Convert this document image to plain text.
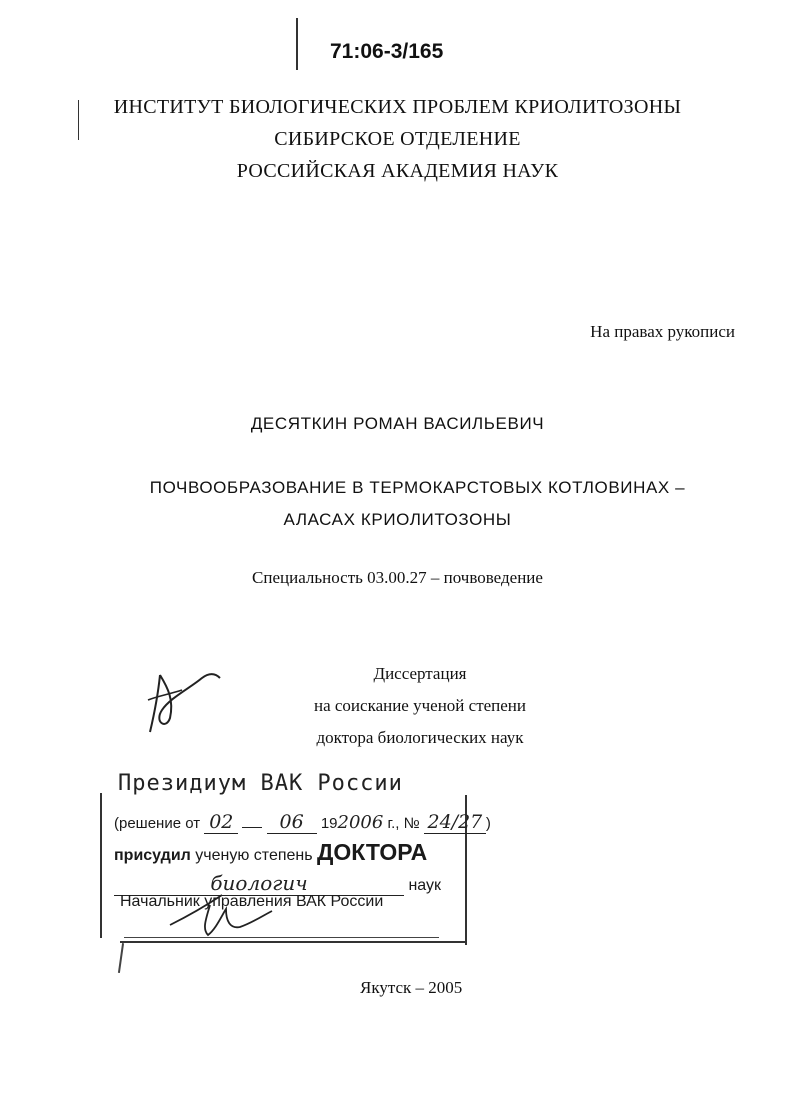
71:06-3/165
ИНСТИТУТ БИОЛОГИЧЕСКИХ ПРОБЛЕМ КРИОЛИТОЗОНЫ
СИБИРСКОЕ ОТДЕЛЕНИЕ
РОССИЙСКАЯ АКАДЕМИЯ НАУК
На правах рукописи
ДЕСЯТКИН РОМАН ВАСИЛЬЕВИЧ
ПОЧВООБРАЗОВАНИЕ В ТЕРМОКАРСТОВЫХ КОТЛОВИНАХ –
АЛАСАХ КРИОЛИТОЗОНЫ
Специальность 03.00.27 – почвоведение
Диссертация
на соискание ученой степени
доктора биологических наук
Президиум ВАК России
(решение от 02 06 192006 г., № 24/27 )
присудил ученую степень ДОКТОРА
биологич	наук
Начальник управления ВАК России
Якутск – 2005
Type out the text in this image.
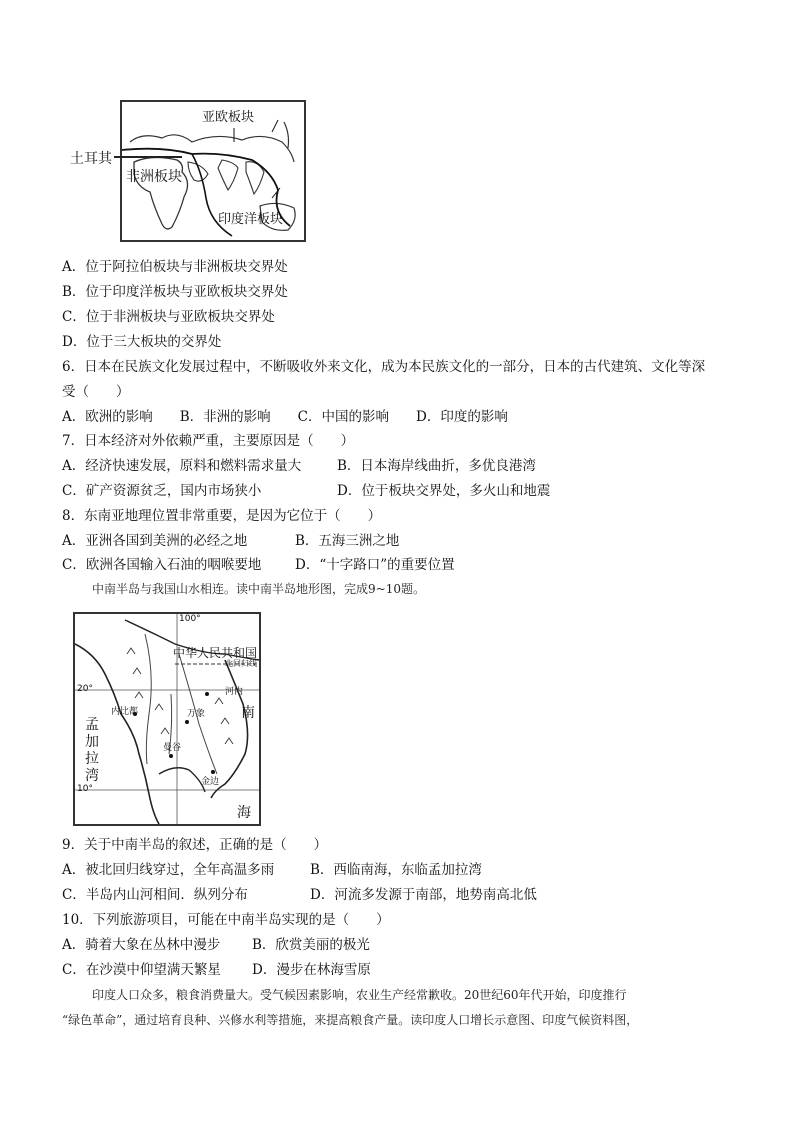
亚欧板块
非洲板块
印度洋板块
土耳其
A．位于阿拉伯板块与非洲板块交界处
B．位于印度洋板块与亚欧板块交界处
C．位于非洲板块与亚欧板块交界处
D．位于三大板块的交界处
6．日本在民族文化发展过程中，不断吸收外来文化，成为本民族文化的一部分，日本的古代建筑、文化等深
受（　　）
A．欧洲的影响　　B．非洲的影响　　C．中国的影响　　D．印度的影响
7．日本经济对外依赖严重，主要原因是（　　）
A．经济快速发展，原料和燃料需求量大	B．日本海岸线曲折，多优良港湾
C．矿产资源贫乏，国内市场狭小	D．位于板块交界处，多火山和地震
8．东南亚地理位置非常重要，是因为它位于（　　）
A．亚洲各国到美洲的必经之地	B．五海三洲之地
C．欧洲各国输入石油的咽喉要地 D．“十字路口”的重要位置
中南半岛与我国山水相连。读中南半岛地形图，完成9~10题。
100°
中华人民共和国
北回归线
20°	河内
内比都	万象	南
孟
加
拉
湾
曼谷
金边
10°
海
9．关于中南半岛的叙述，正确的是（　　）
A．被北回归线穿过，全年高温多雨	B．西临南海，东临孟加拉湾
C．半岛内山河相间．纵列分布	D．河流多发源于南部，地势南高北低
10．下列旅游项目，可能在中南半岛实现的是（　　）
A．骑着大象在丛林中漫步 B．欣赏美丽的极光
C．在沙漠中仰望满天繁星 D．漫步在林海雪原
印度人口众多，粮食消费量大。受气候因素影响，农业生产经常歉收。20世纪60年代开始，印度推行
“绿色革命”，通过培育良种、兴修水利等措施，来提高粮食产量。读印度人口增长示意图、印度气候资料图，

## SHORT TASK
Leave out the pictures and repeat everything else in the records exactly.

## THE REPLY
Convert this document image to plain text.
71:06-3/165
ИНСТИТУТ БИОЛОГИЧЕСКИХ ПРОБЛЕМ КРИОЛИТОЗОНЫ
СИБИРСКОЕ ОТДЕЛЕНИЕ
РОССИЙСКАЯ АКАДЕМИЯ НАУК
На правах рукописи
ДЕСЯТКИН РОМАН ВАСИЛЬЕВИЧ
ПОЧВООБРАЗОВАНИЕ В ТЕРМОКАРСТОВЫХ КОТЛОВИНАХ –
АЛАСАХ КРИОЛИТОЗОНЫ
Специальность 03.00.27 – почвоведение
Диссертация
на соискание ученой степени
доктора биологических наук
Президиум ВАК России
(решение от 02 06 192006 г., № 24/27 )
присудил ученую степень ДОКТОРА
биологич	наук
Начальник управления ВАК России
Якутск – 2005
Type out the text in this image.
亚欧板块
非洲板块
印度洋板块
土耳其
A．位于阿拉伯板块与非洲板块交界处
B．位于印度洋板块与亚欧板块交界处
C．位于非洲板块与亚欧板块交界处
D．位于三大板块的交界处
6．日本在民族文化发展过程中，不断吸收外来文化，成为本民族文化的一部分，日本的古代建筑、文化等深
受（　　）
A．欧洲的影响　　B．非洲的影响　　C．中国的影响　　D．印度的影响
7．日本经济对外依赖严重，主要原因是（　　）
A．经济快速发展，原料和燃料需求量大	B．日本海岸线曲折，多优良港湾
C．矿产资源贫乏，国内市场狭小	D．位于板块交界处，多火山和地震
8．东南亚地理位置非常重要，是因为它位于（　　）
A．亚洲各国到美洲的必经之地	B．五海三洲之地
C．欧洲各国输入石油的咽喉要地 D．“十字路口”的重要位置
中南半岛与我国山水相连。读中南半岛地形图，完成9~10题。
100°
中华人民共和国
北回归线
20°	河内
内比都	万象	南
孟
加
拉
湾
曼谷
金边
10°
海
9．关于中南半岛的叙述，正确的是（　　）
A．被北回归线穿过，全年高温多雨	B．西临南海，东临孟加拉湾
C．半岛内山河相间．纵列分布	D．河流多发源于南部，地势南高北低
10．下列旅游项目，可能在中南半岛实现的是（　　）
A．骑着大象在丛林中漫步 B．欣赏美丽的极光
C．在沙漠中仰望满天繁星 D．漫步在林海雪原
印度人口众多，粮食消费量大。受气候因素影响，农业生产经常歉收。20世纪60年代开始，印度推行
“绿色革命”，通过培育良种、兴修水利等措施，来提高粮食产量。读印度人口增长示意图、印度气候资料图，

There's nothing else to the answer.